WRITTEN REQUEST: Lines that contain the string "title" are to be copied; leave out all others.

━━━ PROVIDED DATA ━━━

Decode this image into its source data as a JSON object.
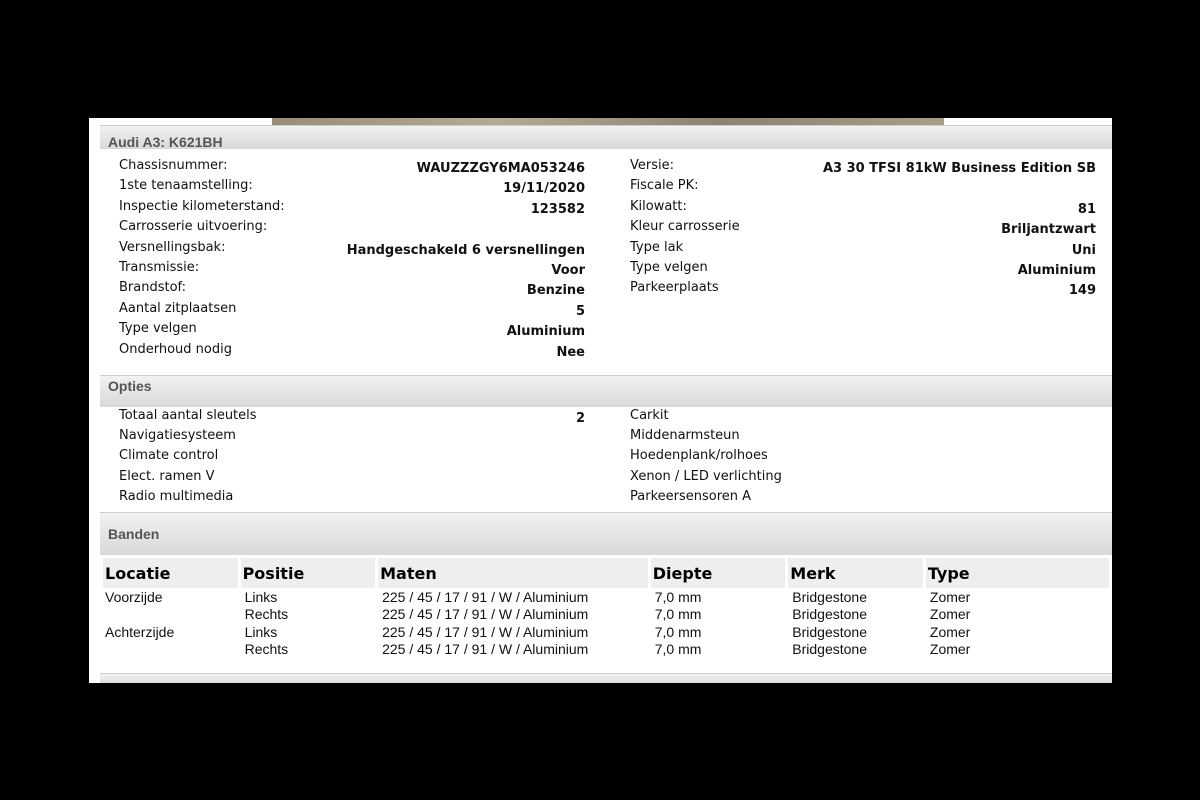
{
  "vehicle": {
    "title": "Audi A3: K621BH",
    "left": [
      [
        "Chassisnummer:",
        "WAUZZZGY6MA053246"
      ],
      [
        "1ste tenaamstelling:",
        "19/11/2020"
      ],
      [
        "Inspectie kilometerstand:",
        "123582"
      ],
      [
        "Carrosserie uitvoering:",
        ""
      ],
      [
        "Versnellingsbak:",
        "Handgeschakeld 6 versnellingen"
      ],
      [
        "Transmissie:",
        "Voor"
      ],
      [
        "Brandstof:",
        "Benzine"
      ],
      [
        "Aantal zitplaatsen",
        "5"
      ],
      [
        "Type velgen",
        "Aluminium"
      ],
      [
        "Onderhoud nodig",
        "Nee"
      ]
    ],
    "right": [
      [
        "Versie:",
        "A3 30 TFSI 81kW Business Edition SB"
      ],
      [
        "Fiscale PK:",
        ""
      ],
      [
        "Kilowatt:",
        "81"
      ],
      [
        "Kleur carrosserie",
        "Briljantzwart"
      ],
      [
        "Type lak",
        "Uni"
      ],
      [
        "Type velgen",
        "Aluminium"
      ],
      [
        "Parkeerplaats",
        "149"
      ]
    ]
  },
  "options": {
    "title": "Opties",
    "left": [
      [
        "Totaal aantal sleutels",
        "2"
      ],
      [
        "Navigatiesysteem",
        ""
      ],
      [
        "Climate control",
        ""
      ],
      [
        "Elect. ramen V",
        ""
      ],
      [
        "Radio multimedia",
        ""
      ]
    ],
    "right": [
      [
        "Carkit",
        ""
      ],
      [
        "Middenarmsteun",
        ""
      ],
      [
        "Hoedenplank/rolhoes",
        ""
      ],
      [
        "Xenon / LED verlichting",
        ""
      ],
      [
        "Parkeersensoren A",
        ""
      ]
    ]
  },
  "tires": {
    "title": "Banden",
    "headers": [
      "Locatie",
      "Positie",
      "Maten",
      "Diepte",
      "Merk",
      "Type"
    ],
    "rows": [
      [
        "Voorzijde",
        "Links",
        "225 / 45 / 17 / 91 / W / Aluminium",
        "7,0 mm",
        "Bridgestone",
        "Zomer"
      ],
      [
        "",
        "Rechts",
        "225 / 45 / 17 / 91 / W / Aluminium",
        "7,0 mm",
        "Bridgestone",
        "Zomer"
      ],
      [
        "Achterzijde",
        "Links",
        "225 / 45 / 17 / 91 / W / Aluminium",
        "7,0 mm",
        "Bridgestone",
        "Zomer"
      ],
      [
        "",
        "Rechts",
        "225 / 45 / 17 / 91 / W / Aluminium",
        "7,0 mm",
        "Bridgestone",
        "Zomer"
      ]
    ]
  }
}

━━━

EXERCISE RESULT:
    "title": "Audi A3: K621BH",
    "title": "Opties",
    "title": "Banden",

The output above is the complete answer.